**EXERCISE DESCRIPTION**
Repeat each line of the material below exactly as it appears, minus any pictures.

Entries taken from a collection

══════

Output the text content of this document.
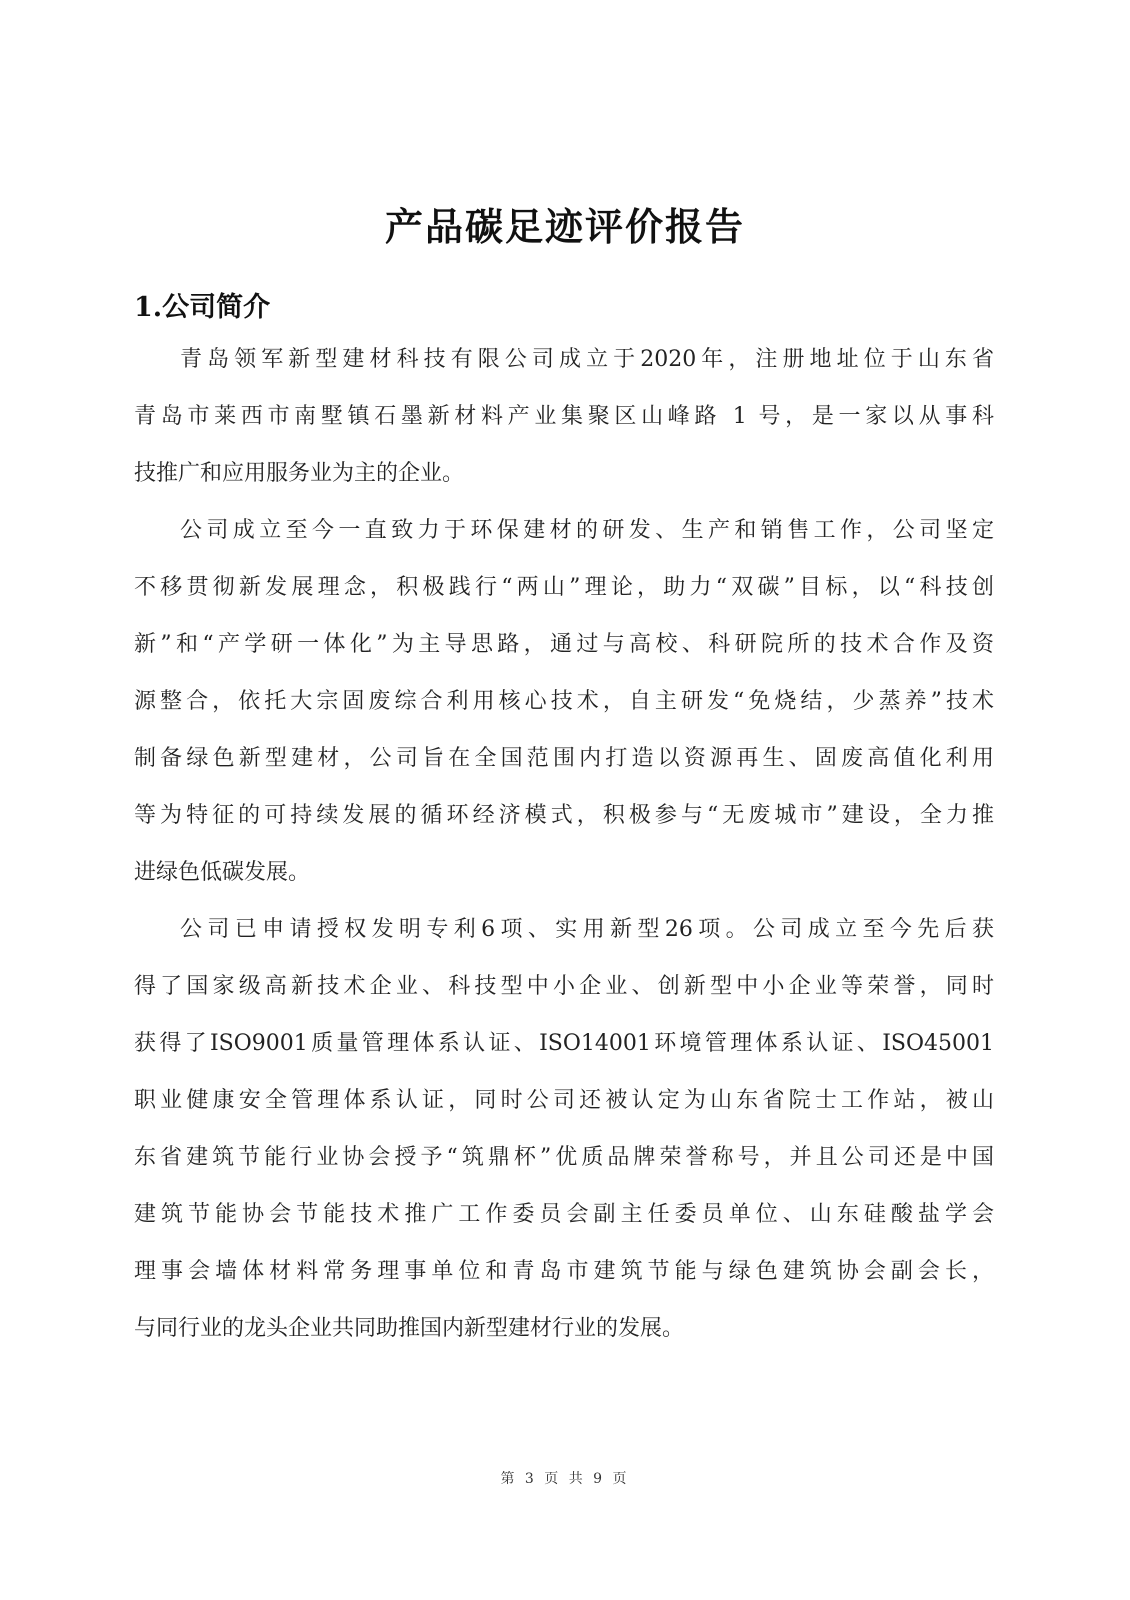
产品碳足迹评价报告
1.公司简介
青岛领军新型建材科技有限公司成立于2020年，注册地址位于山东省
青岛市莱西市南墅镇石墨新材料产业集聚区山峰路 1 号，是一家以从事科
技推广和应用服务业为主的企业。
公司成立至今一直致力于环保建材的研发、生产和销售工作，公司坚定
不移贯彻新发展理念，积极践行“两山”理论，助力“双碳”目标，以“科技创
新”和“产学研一体化”为主导思路，通过与高校、科研院所的技术合作及资
源整合，依托大宗固废综合利用核心技术，自主研发“免烧结，少蒸养”技术
制备绿色新型建材，公司旨在全国范围内打造以资源再生、固废高值化利用
等为特征的可持续发展的循环经济模式，积极参与“无废城市”建设，全力推
进绿色低碳发展。
公司已申请授权发明专利6项、实用新型26项。公司成立至今先后获
得了国家级高新技术企业、科技型中小企业、创新型中小企业等荣誉，同时
获得了ISO9001质量管理体系认证、ISO14001环境管理体系认证、ISO45001
职业健康安全管理体系认证，同时公司还被认定为山东省院士工作站，被山
东省建筑节能行业协会授予“筑鼎杯”优质品牌荣誉称号，并且公司还是中国
建筑节能协会节能技术推广工作委员会副主任委员单位、山东硅酸盐学会
理事会墙体材料常务理事单位和青岛市建筑节能与绿色建筑协会副会长，
与同行业的龙头企业共同助推国内新型建材行业的发展。
第 3 页 共 9 页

══════

**SOLUTION TO THIS TASK**
Output the text content of this document.
产品碳足迹评价报告
1.公司简介
青岛领军新型建材科技有限公司成立于2020年，注册地址位于山东省
青岛市莱西市南墅镇石墨新材料产业集聚区山峰路 1 号，是一家以从事科
技推广和应用服务业为主的企业。
公司成立至今一直致力于环保建材的研发、生产和销售工作，公司坚定
不移贯彻新发展理念，积极践行“两山”理论，助力“双碳”目标，以“科技创
新”和“产学研一体化”为主导思路，通过与高校、科研院所的技术合作及资
源整合，依托大宗固废综合利用核心技术，自主研发“免烧结，少蒸养”技术
制备绿色新型建材，公司旨在全国范围内打造以资源再生、固废高值化利用
等为特征的可持续发展的循环经济模式，积极参与“无废城市”建设，全力推
进绿色低碳发展。
公司已申请授权发明专利6项、实用新型26项。公司成立至今先后获
得了国家级高新技术企业、科技型中小企业、创新型中小企业等荣誉，同时
获得了ISO9001质量管理体系认证、ISO14001环境管理体系认证、ISO45001
职业健康安全管理体系认证，同时公司还被认定为山东省院士工作站，被山
东省建筑节能行业协会授予“筑鼎杯”优质品牌荣誉称号，并且公司还是中国
建筑节能协会节能技术推广工作委员会副主任委员单位、山东硅酸盐学会
理事会墙体材料常务理事单位和青岛市建筑节能与绿色建筑协会副会长，
与同行业的龙头企业共同助推国内新型建材行业的发展。
第 3 页 共 9 页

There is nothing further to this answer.